# Your task:
Scan the material for the word "Settings", and copy each line where it shows up.

## Begin Exercise inputs

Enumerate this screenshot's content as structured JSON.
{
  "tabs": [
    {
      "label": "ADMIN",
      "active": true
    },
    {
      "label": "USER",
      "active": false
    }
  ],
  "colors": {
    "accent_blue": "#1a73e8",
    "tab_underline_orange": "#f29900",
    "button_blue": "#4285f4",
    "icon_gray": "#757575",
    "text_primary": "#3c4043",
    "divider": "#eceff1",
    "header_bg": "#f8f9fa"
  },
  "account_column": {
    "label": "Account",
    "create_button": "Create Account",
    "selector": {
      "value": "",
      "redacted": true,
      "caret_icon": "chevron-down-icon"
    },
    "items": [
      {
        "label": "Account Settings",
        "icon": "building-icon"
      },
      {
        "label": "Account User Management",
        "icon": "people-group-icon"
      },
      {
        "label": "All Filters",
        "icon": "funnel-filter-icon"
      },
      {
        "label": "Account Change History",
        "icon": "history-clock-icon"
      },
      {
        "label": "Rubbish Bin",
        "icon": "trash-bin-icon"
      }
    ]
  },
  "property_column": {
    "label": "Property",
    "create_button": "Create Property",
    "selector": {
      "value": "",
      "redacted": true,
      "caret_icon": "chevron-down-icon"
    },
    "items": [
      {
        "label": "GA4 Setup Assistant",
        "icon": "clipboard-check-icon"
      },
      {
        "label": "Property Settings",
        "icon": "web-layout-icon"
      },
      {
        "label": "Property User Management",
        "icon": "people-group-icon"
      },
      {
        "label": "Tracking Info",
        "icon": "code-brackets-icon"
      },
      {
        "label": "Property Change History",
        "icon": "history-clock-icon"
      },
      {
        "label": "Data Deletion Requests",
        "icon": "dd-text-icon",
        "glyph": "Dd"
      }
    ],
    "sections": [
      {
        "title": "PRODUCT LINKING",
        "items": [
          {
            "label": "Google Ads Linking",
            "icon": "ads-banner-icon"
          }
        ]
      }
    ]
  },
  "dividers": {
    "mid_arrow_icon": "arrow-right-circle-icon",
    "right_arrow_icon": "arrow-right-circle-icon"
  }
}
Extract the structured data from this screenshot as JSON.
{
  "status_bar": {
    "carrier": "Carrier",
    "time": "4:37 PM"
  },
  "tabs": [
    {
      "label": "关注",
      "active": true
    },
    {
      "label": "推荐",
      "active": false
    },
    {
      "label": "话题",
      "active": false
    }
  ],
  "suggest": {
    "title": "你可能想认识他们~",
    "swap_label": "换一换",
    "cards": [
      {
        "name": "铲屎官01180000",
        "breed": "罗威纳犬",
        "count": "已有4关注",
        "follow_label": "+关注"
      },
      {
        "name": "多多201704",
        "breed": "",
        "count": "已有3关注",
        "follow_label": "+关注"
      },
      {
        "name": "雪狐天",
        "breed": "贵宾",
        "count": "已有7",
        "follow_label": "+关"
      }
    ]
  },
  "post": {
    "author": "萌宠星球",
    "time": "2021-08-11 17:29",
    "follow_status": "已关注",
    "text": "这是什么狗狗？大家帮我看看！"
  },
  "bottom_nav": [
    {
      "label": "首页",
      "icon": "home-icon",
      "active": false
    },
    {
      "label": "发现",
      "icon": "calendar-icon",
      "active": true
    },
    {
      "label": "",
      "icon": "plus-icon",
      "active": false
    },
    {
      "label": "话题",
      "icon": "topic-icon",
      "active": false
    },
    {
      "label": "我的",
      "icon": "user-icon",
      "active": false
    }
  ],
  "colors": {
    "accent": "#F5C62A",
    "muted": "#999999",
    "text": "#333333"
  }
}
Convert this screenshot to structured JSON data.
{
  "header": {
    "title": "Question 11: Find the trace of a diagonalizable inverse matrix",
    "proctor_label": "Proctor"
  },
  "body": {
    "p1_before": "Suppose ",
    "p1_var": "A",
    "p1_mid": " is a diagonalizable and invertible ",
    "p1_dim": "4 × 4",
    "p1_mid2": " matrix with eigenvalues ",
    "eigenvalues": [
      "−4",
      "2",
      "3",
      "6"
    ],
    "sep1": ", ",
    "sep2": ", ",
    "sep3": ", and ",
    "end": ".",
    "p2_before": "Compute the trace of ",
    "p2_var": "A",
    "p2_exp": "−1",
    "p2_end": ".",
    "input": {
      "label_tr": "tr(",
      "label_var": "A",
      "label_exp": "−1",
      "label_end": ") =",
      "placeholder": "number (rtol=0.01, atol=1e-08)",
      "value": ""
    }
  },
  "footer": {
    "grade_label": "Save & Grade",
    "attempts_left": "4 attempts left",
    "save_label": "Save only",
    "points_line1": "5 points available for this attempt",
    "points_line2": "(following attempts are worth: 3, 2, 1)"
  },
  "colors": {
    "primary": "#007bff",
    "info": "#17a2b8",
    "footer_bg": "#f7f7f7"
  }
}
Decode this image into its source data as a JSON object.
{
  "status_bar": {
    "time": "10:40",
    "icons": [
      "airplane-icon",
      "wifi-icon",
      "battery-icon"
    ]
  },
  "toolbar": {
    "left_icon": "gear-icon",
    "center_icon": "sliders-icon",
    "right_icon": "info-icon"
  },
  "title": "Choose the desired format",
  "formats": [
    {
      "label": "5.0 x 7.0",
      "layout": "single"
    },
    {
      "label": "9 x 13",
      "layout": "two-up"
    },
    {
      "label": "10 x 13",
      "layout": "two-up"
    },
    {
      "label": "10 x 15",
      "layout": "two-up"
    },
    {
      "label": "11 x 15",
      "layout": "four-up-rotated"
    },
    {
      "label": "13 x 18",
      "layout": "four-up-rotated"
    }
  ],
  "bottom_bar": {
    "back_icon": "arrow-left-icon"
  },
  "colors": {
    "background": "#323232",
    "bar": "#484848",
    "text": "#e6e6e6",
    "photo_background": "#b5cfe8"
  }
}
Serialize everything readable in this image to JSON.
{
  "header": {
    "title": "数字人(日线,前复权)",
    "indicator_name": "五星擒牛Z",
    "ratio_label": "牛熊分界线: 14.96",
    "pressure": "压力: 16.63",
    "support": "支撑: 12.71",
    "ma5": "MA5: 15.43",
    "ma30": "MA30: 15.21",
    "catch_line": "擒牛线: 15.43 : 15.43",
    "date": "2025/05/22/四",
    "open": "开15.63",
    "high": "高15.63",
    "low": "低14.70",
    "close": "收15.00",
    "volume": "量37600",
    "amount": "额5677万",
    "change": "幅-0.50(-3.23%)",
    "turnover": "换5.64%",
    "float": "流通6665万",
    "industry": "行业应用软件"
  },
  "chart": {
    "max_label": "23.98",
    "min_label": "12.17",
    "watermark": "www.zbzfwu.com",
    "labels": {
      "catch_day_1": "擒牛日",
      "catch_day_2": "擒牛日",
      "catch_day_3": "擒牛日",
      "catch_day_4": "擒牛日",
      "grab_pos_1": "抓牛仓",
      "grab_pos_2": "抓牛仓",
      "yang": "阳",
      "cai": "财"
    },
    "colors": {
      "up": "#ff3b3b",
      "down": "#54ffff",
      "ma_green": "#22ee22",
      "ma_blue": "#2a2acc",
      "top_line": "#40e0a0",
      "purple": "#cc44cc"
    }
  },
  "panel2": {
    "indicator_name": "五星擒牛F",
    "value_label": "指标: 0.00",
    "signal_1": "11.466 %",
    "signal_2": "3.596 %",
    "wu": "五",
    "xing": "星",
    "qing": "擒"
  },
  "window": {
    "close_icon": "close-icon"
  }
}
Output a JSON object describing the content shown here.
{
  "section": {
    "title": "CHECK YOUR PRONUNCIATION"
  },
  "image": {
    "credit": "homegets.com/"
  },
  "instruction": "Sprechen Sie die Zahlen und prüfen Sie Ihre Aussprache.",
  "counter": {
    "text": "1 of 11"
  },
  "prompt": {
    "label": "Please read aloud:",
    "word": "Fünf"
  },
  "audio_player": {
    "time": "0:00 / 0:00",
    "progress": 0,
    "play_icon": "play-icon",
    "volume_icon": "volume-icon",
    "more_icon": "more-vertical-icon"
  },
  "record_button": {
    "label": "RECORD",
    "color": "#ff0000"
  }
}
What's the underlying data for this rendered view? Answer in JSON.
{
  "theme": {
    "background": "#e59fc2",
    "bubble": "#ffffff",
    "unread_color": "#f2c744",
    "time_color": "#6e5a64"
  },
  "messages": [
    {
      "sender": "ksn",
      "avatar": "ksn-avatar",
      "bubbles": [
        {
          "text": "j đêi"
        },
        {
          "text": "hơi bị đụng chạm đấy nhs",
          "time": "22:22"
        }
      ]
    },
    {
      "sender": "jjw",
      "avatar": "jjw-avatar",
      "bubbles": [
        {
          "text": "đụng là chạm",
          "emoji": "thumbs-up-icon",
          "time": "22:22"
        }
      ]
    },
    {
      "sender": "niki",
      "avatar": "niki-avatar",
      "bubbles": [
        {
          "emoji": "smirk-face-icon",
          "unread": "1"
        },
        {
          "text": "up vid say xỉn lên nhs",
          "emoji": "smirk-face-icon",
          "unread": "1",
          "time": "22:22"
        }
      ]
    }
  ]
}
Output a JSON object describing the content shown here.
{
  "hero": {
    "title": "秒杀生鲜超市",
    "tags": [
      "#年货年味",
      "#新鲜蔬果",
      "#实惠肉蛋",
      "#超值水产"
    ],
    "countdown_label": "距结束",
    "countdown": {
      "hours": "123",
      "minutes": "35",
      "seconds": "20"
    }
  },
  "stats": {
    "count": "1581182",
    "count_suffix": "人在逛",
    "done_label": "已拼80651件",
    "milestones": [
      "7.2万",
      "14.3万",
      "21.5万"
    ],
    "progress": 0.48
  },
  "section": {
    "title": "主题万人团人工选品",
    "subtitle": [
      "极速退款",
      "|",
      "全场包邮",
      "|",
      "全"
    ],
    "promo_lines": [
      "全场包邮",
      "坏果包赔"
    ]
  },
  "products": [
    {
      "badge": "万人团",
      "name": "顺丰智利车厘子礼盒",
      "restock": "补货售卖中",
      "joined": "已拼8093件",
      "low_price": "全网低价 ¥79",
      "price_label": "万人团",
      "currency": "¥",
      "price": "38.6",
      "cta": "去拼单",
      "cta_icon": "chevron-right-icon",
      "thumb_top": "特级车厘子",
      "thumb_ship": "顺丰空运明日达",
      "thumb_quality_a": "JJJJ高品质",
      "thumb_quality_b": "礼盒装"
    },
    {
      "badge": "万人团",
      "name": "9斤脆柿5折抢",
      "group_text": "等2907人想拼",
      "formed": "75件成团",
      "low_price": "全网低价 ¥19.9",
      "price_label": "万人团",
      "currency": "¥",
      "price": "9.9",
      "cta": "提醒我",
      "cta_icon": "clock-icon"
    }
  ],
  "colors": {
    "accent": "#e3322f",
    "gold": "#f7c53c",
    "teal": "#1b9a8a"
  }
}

## End Exercise inputs

# The solution:
        "label": "Account Settings",
        "label": "Property Settings",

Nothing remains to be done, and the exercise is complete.